Partially conductive
In the new draft EN ISO 20345/6/7:2021, a new term is used for these products formally known as “conductive”. This will be changed to “partially conductive” in name only. This is done in order to prevent confusion between this and a proposed new product type in a standard for live electrical working that intends also to use the term conductive. The testing, marking and properties are unchanged.
This type of footwear has a resistance of 1 x 105Ω (100kΩ) or less in a dry atmosphere. The product can be identified by the marking of the category of protection “C”.
This product type is highly specialised and rare in industry, it is exclusively for use in environments where there is a risk of explosion, such as packing munitions. In this environment type, there will be no risk of electrocution from malfunctioning electrical equipment (no electrical equipment will be in use) so the standards include no low resistance requirement, only an upper limit to ensure all static is dissipated away from the body.
Antistatic
This footwear type has a resistance of between 1 x 105Ω and 109Ω (100kΩ to 1GΩ) when tested in both “wet and dry” environments. The marking associated with this category of protection is “A” but also forms part of the group marking codes S1, S2, S3, S4 & S5. This is also included in two new marking codes S6 & S7 which are included in the new draft EN ISO 20345/6 & 7:2021
This product type is for use in environments where there is a risk of fire but where the risk of contact with mains electricity cannot be entirely eliminated from the workplace - such as a garage. In these end uses there is some risk of fire or explosion as a result of static discharge, but the risk is relatively low and it will only be in the event of failure of equipment. Antistatic footwear is also suitable where electrical equipment is in use and may pose a risk of electrocution in the event of failure. The antistatic requirements associated with this product type include a low-end electrical resistance to reduce the risk of electrocution in the event of accidental contact with mains voltage electricity. This offers some resistance to current flow through the body, introducing a nominal electrical resistance between the foot and the floor in the event of equipment failure, through the sole and in dry conditions only. Antistatic footwear is NOT suitable for live electrical working.
ESD – Electrostatic Dissipative footwear
The ESD claim often found on footwear does not directly offer protection of the wearer and is therefore not a PPE claim. The ESD claim is entirely about protection of product and therefore outside of the scope of the (European and UK) PPE regulation. Where footwear caries the ESD claim, it can and usually does claim this in addition to the PPE claims which are covered by the CE mark or UKCA mark, these may include either antistatic or conductive.
In recent years, the standard for ESD protection has changed considerably. The test method for ESD footwear can be found in EN 61340-4-3:2018 and the requirements in EN 61340-5-1:2016. There is NO specific marking for this standard but ordinarily some identifying mark will be present on the footwear – often in the form of a Pictogram.
The resistance requirement of the ESD standards for footwear is 1 x 108Ω or less (there is NO lower limit) but this is now carried out in a “very dry” environment at 12%RH, significantly drier than the Antistatic and conductive test methods in the PPE footwear standards.
As there is no lower limit in this test the product does NOT protect the wearer against the risk of electrocution through the failure of electrical equipment. These products are exclusively about the protection of product such as valuable microchips from the risks of overloading from static discharge. They would typically be used for operatives manufacturing circuit boards, computers and similar components
Live electrical working
At entirely the opposite end of the scale is electrical insulation footwear for work on live electrical installations. This is again a highly specialise product type with multiple types and levels available. Products of this type are what is known as “category III PPE” or “complex design” where a failure would result in serious injury or death of the wearer.
+++
**SET PROBLEM A:**
Translate this sentence from the safety footwear text into Spanish: "Antistatic footwear is NOT suitable for live electrical working."
**SET PROBLEM B:**
Decide whether each statement agrees with the safety footwear text, answering yes or no and quoting the words that settle it: (i) The ESD claim on footwear is a PPE claim. (ii) The new draft changes the testing, marking and properties of partially conductive footwear. (iii) Antistatic footwear is suitable where electrical equipment is in use.
**SET PROBLEM C:**
Carry on the safety footwear text from its final sentence, writing a few more sentences in the same style.

**PROVIDED MATERIAL:**
+++
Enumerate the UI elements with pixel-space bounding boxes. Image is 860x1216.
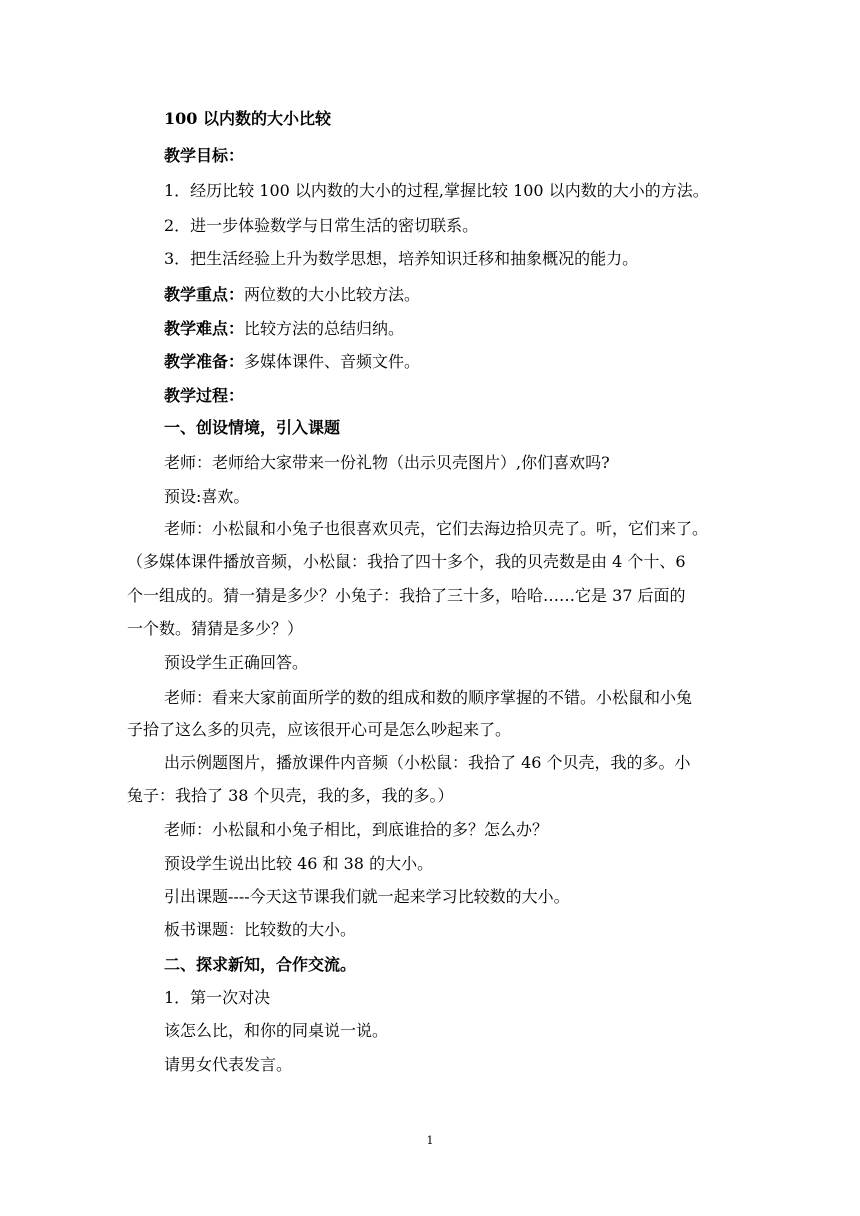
+++
**WRITTEN RESPONSE A:**
El calzado antiestático NO es adecuado para trabajos eléctricos en tensión.

**WRITTEN RESPONSE B:**
(i) No: "does not directly offer protection of the wearer and is therefore not a PPE claim"
(ii) No: "The testing, marking and properties are unchanged."
(iii) Yes: "Antistatic footwear is also suitable where electrical equipment is in use"

**WRITTEN RESPONSE C:**
The most recent standard for this type of footwear is EN 50321-1:2018 which is really suitable for only Rubber/polymeric moulded footwear. The test is conducted with an inner electrode of water and suspended in a tank of water as the outer electrode. Any product where the upper can be wetted to any degree, such as leather or fabric will invariably fail this testing. This really means that only wellington boot type footwear is available in the EU and UK market offering protection to electricity for work on live electrical installations.
The standards offer 6 levels of performance for use in live working these vary from class “00” (500V AC working voltage), Classes 0, 1, 2, 3 up to class 4 (for working voltages up to 36,000 V AC).
In addition, products can also offer protection against DC working Class 00 (750V DC) and up to Class 2 (25,000 V DC). The products offering protection to both AC and DC voltages are clearly marked with the “AC/DC” identification.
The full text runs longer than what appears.